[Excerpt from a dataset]
------------------------

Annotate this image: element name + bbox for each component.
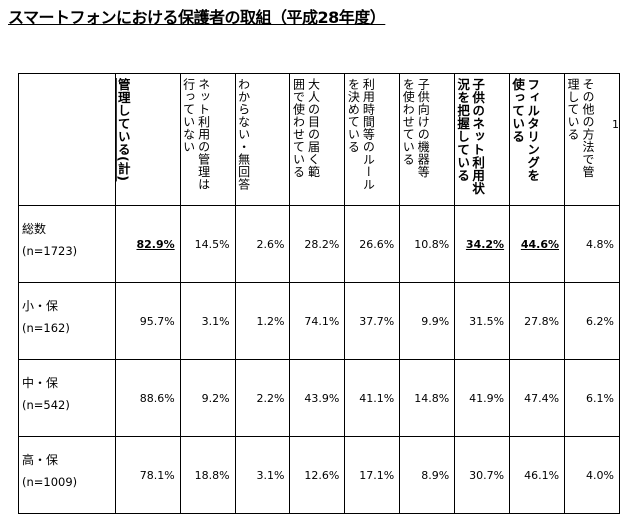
column-header: 大人の目の届く範 囲で使わせている <box>289 73 346 206</box>
column-header-label: ネット利用の管理は 行っていない <box>181 78 211 191</box>
row-label-count: (n=1009) <box>22 475 78 489</box>
row-label-count: (n=1723) <box>22 244 78 258</box>
table-cell: 82.9% <box>114 205 181 283</box>
table-cell: 14.8% <box>399 359 456 437</box>
column-header-label: 子供のネット利用状 況を把握している <box>455 78 486 195</box>
table-cell: 37.7% <box>344 282 401 360</box>
table-row: 中・保 (n=542) 88.6% 9.2% 2.2% 43.9% 41.1% 14.8% 41… <box>18 359 620 437</box>
corner-cell <box>18 73 116 206</box>
table-cell: 41.9% <box>454 359 511 437</box>
column-header: 子供のネット利用状 況を把握している <box>454 73 511 206</box>
column-header: わからない・無回答 <box>234 73 291 206</box>
table-cell: 3.1% <box>234 436 291 514</box>
table-cell: 12.6% <box>289 436 346 514</box>
table-cell: 4.8% <box>564 205 620 283</box>
column-header: フィルタリングを 使っている <box>509 73 566 206</box>
row-label-count: (n=542) <box>22 398 70 412</box>
column-header-label: 利用時間等のルール を決めている <box>346 78 376 191</box>
row-label: 総数 (n=1723) <box>18 205 116 283</box>
header-row: 管理している(計) ネット利用の管理は 行っていない わからない・無回答 大人の… <box>18 73 620 206</box>
table-row: 総数 (n=1723) 82.9% 14.5% 2.6% 28.2% 26.6% 10.8% 3… <box>18 205 620 283</box>
table-cell: 30.7% <box>454 436 511 514</box>
table-cell: 18.8% <box>179 436 236 514</box>
table-cell: 10.8% <box>399 205 456 283</box>
table-cell: 46.1% <box>509 436 566 514</box>
row-label-count: (n=162) <box>22 321 70 335</box>
column-header-label: その他の方法で管 理している <box>566 78 596 178</box>
table-cell: 27.8% <box>509 282 566 360</box>
column-header: 子供向けの機器等 を使わせている <box>399 73 456 206</box>
table-cell: 1.2% <box>234 282 291 360</box>
table-cell: 3.1% <box>179 282 236 360</box>
table-cell: 2.6% <box>234 205 291 283</box>
table-cell: 26.6% <box>344 205 401 283</box>
row-label: 高・保 (n=1009) <box>18 436 116 514</box>
table-cell: 6.1% <box>564 359 620 437</box>
table-cell: 34.2% <box>454 205 511 283</box>
table-cell: 6.2% <box>564 282 620 360</box>
table-row: 高・保 (n=1009) 78.1% 18.8% 3.1% 12.6% 17.1% 8.9% 3… <box>18 436 620 514</box>
row-label: 小・保 (n=162) <box>18 282 116 360</box>
table-cell: 31.5% <box>454 282 511 360</box>
column-header: 利用時間等のルール を決めている <box>344 73 401 206</box>
table-cell: 41.1% <box>344 359 401 437</box>
table-cell: 9.9% <box>399 282 456 360</box>
table-cell: 2.2% <box>234 359 291 437</box>
column-header: その他の方法で管 理している <box>564 73 620 206</box>
row-label-group: 高・保 <box>22 453 59 467</box>
table-cell: 14.5% <box>179 205 236 283</box>
table-cell: 4.0% <box>564 436 620 514</box>
table-cell: 88.6% <box>114 359 181 437</box>
table-cell: 95.7% <box>114 282 181 360</box>
table-cell: 8.9% <box>399 436 456 514</box>
row-label-group: 小・保 <box>22 299 59 313</box>
row-label-group: 中・保 <box>22 376 59 390</box>
column-header-label: 大人の目の届く範 囲で使わせている <box>291 78 321 178</box>
column-header-label: 子供向けの機器等 を使わせている <box>401 78 431 178</box>
table-row: 小・保 (n=162) 95.7% 3.1% 1.2% 74.1% 37.7% 9.9% 31.… <box>18 282 620 360</box>
survey-table: 管理している(計) ネット利用の管理は 行っていない わからない・無回答 大人の… <box>18 73 620 514</box>
table-cell: 74.1% <box>289 282 346 360</box>
row-label: 中・保 (n=542) <box>18 359 116 437</box>
column-header: ネット利用の管理は 行っていない <box>179 73 236 206</box>
column-header-label: 管理している(計) <box>115 78 131 182</box>
table-cell: 28.2% <box>289 205 346 283</box>
page-title: スマートフォンにおける保護者の取組（平成28年度） <box>8 8 386 27</box>
column-header-label: わからない・無回答 <box>236 78 251 191</box>
table-cell: 78.1% <box>114 436 181 514</box>
column-header: 管理している(計) <box>114 73 181 206</box>
table-cell: 47.4% <box>509 359 566 437</box>
table-cell: 43.9% <box>289 359 346 437</box>
column-header-label: フィルタリングを 使っている <box>510 78 541 182</box>
row-label-group: 総数 <box>22 222 47 236</box>
table-cell: 44.6% <box>509 205 566 283</box>
table-cell: 9.2% <box>179 359 236 437</box>
table-cell: 17.1% <box>344 436 401 514</box>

------------------------

[Brief] Copy out every line of the data above word for word, but omit the pictures.

[Exercise answer]
Annotate this image: element name + bbox for each component.
column-header: 大人の目の届く範 囲で使わせている <box>289 73 346 206</box>
column-header-label: ネット利用の管理は 行っていない <box>181 78 211 191</box>
row-label-count: (n=1009) <box>22 475 78 489</box>
row-label-count: (n=1723) <box>22 244 78 258</box>
table-cell: 82.9% <box>114 205 181 283</box>
table-cell: 14.8% <box>399 359 456 437</box>
column-header-label: 子供のネット利用状 況を把握している <box>455 78 486 195</box>
table-cell: 37.7% <box>344 282 401 360</box>
table-row: 中・保 (n=542) 88.6% 9.2% 2.2% 43.9% 41.1% 14.8% 41… <box>18 359 620 437</box>
corner-cell <box>18 73 116 206</box>
table-cell: 41.9% <box>454 359 511 437</box>
column-header: 子供のネット利用状 況を把握している <box>454 73 511 206</box>
column-header: わからない・無回答 <box>234 73 291 206</box>
table-cell: 3.1% <box>234 436 291 514</box>
table-cell: 12.6% <box>289 436 346 514</box>
table-cell: 4.8% <box>564 205 620 283</box>
column-header: フィルタリングを 使っている <box>509 73 566 206</box>
row-label-count: (n=542) <box>22 398 70 412</box>
column-header-label: 利用時間等のルール を決めている <box>346 78 376 191</box>
row-label: 総数 (n=1723) <box>18 205 116 283</box>
header-row: 管理している(計) ネット利用の管理は 行っていない わからない・無回答 大人の… <box>18 73 620 206</box>
table-row: 総数 (n=1723) 82.9% 14.5% 2.6% 28.2% 26.6% 10.8% 3… <box>18 205 620 283</box>
table-cell: 30.7% <box>454 436 511 514</box>
table-cell: 18.8% <box>179 436 236 514</box>
table-cell: 10.8% <box>399 205 456 283</box>
table-cell: 46.1% <box>509 436 566 514</box>
row-label-count: (n=162) <box>22 321 70 335</box>
column-header-label: その他の方法で管 理している <box>566 78 596 178</box>
table-cell: 27.8% <box>509 282 566 360</box>
column-header: 子供向けの機器等 を使わせている <box>399 73 456 206</box>
table-cell: 1.2% <box>234 282 291 360</box>
table-cell: 3.1% <box>179 282 236 360</box>
table-cell: 2.6% <box>234 205 291 283</box>
table-cell: 26.6% <box>344 205 401 283</box>
row-label: 高・保 (n=1009) <box>18 436 116 514</box>
table-cell: 6.1% <box>564 359 620 437</box>
table-cell: 34.2% <box>454 205 511 283</box>
table-cell: 6.2% <box>564 282 620 360</box>
table-row: 高・保 (n=1009) 78.1% 18.8% 3.1% 12.6% 17.1% 8.9% 3… <box>18 436 620 514</box>
row-label: 小・保 (n=162) <box>18 282 116 360</box>
table-cell: 31.5% <box>454 282 511 360</box>
column-header: 利用時間等のルール を決めている <box>344 73 401 206</box>
table-cell: 41.1% <box>344 359 401 437</box>
table-cell: 9.9% <box>399 282 456 360</box>
table-cell: 2.2% <box>234 359 291 437</box>
column-header: その他の方法で管 理している <box>564 73 620 206</box>
row-label-group: 高・保 <box>22 453 59 467</box>
table-cell: 14.5% <box>179 205 236 283</box>
table-cell: 4.0% <box>564 436 620 514</box>
table-cell: 88.6% <box>114 359 181 437</box>
table-cell: 95.7% <box>114 282 181 360</box>
table-cell: 8.9% <box>399 436 456 514</box>
row-label-group: 小・保 <box>22 299 59 313</box>
row-label-group: 中・保 <box>22 376 59 390</box>
column-header-label: 大人の目の届く範 囲で使わせている <box>291 78 321 178</box>
column-header-label: 子供向けの機器等 を使わせている <box>401 78 431 178</box>
table-row: 小・保 (n=162) 95.7% 3.1% 1.2% 74.1% 37.7% 9.9% 31.… <box>18 282 620 360</box>
survey-table: 管理している(計) ネット利用の管理は 行っていない わからない・無回答 大人の… <box>18 73 620 514</box>
table-cell: 74.1% <box>289 282 346 360</box>
row-label: 中・保 (n=542) <box>18 359 116 437</box>
column-header: ネット利用の管理は 行っていない <box>179 73 236 206</box>
column-header-label: 管理している(計) <box>115 78 131 182</box>
table-cell: 28.2% <box>289 205 346 283</box>
page-title: スマートフォンにおける保護者の取組（平成28年度） <box>8 8 386 27</box>
column-header-label: わからない・無回答 <box>236 78 251 191</box>
table-cell: 78.1% <box>114 436 181 514</box>
column-header: 管理している(計) <box>114 73 181 206</box>
table-cell: 47.4% <box>509 359 566 437</box>
table-cell: 43.9% <box>289 359 346 437</box>
column-header-label: フィルタリングを 使っている <box>510 78 541 182</box>
row-label-group: 総数 <box>22 222 47 236</box>
table-cell: 44.6% <box>509 205 566 283</box>
table-cell: 9.2% <box>179 359 236 437</box>
table-cell: 17.1% <box>344 436 401 514</box>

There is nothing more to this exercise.